= Given request =
Extract each line where the string "Hirudinea" shows up.

****************

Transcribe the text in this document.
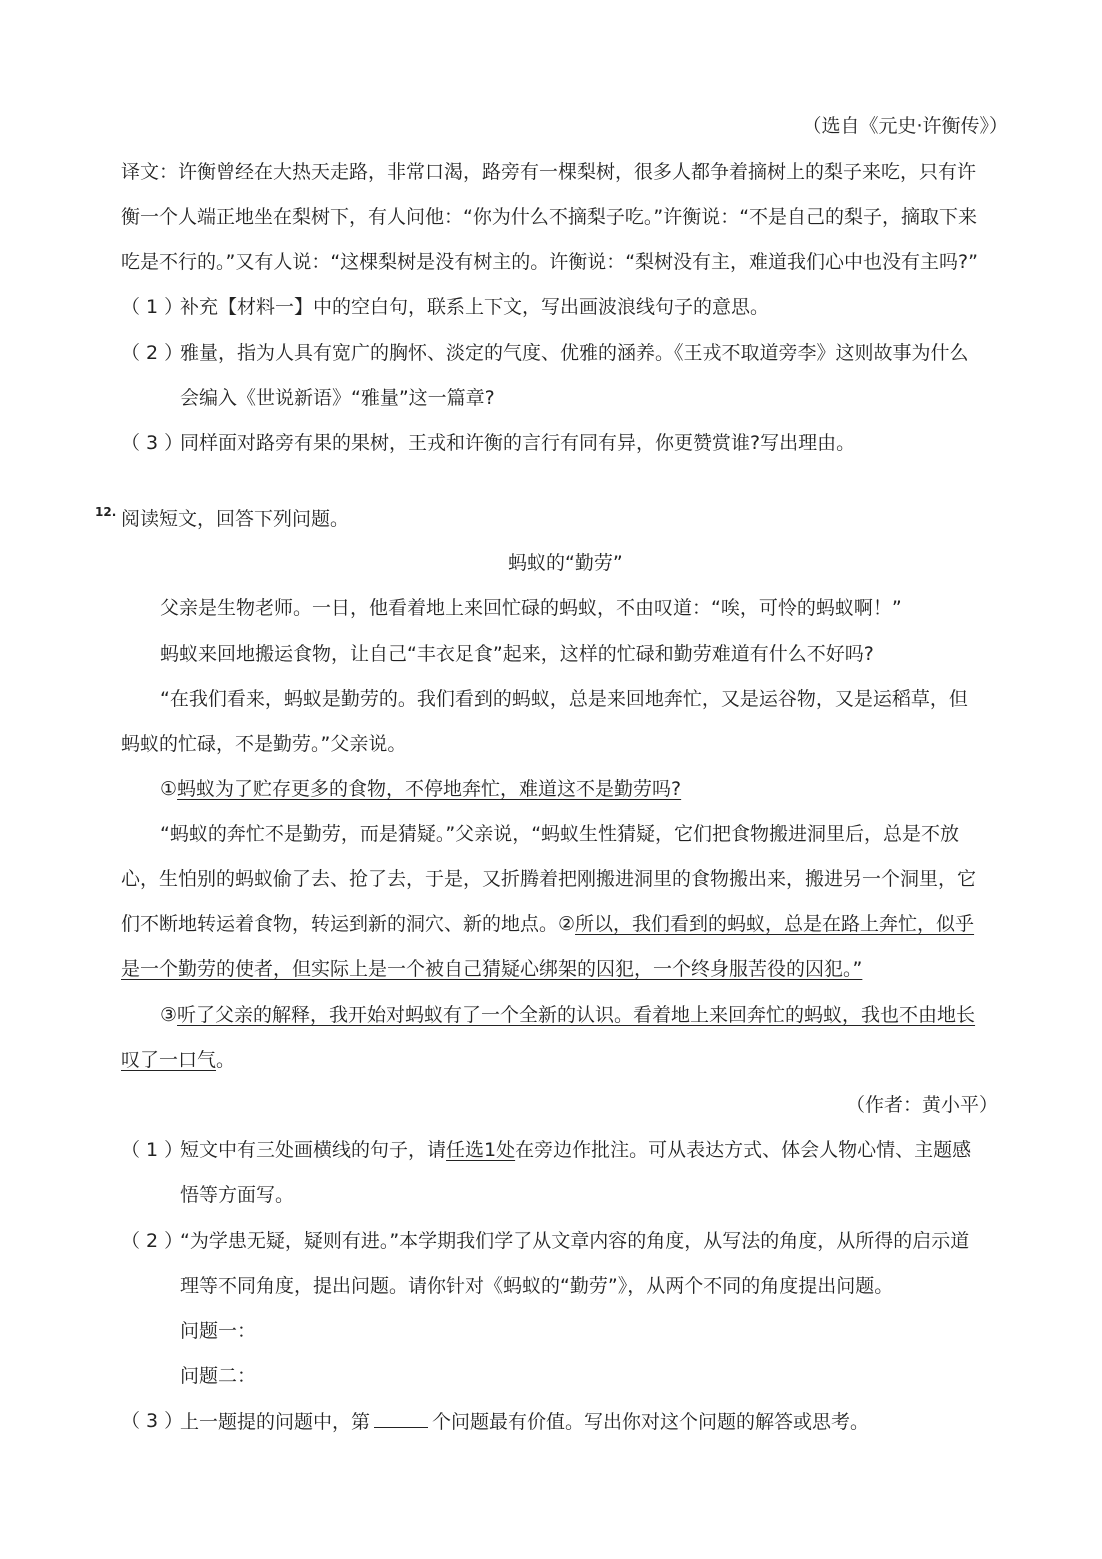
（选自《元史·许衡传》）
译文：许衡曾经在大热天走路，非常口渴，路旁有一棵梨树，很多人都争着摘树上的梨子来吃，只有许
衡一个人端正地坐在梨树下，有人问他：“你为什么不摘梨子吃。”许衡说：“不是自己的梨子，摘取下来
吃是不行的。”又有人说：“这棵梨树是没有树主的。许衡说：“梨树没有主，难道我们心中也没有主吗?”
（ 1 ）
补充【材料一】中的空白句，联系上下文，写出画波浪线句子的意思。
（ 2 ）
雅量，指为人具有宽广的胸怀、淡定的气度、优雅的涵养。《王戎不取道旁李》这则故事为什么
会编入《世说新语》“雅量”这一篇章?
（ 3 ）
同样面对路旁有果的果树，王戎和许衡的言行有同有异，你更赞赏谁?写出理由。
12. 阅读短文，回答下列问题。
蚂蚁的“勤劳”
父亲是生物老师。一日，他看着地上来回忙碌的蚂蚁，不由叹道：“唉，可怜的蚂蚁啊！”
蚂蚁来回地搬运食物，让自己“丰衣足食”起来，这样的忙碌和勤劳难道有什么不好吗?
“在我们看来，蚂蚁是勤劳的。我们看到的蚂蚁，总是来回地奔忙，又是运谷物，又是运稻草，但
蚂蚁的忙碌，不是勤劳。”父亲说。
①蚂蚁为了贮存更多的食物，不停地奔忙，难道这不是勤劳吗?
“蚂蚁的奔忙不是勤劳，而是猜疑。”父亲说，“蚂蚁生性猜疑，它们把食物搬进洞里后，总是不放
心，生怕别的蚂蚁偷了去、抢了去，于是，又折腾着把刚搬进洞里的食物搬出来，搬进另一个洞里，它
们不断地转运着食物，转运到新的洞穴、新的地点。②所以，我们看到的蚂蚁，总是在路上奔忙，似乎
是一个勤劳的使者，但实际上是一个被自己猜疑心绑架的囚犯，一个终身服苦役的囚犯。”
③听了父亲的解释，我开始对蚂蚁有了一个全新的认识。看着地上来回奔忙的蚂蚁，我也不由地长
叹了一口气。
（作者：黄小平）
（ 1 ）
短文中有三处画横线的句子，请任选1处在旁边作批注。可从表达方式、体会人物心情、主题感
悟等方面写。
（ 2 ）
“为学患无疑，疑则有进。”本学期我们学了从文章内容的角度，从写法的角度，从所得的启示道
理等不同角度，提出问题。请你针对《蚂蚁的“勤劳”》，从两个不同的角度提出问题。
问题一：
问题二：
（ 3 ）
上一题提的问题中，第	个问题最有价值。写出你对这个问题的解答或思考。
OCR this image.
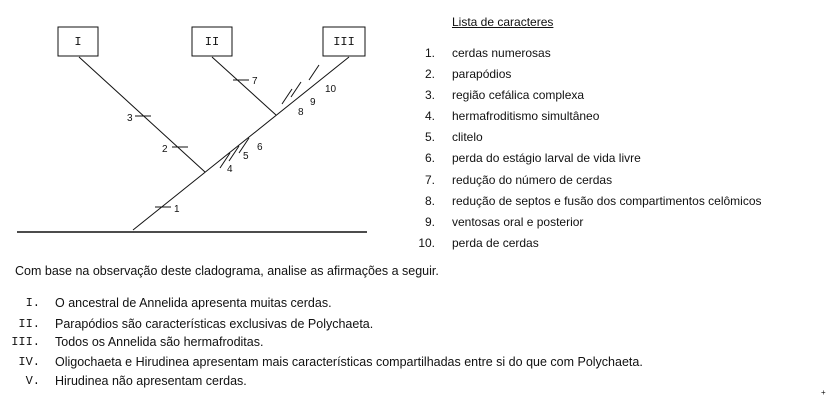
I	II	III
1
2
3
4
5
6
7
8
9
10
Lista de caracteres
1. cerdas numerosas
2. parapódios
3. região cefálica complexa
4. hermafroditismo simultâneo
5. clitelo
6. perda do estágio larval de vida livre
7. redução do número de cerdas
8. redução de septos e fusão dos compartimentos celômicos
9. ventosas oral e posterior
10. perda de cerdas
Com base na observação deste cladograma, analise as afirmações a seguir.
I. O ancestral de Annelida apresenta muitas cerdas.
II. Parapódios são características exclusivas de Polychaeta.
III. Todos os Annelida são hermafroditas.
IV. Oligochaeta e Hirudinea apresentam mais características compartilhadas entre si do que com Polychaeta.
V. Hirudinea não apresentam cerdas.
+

****************

= Complete output =
IV. Oligochaeta e Hirudinea apresentam mais características compartilhadas entre si do que com Polychaeta.
V. Hirudinea não apresentam cerdas.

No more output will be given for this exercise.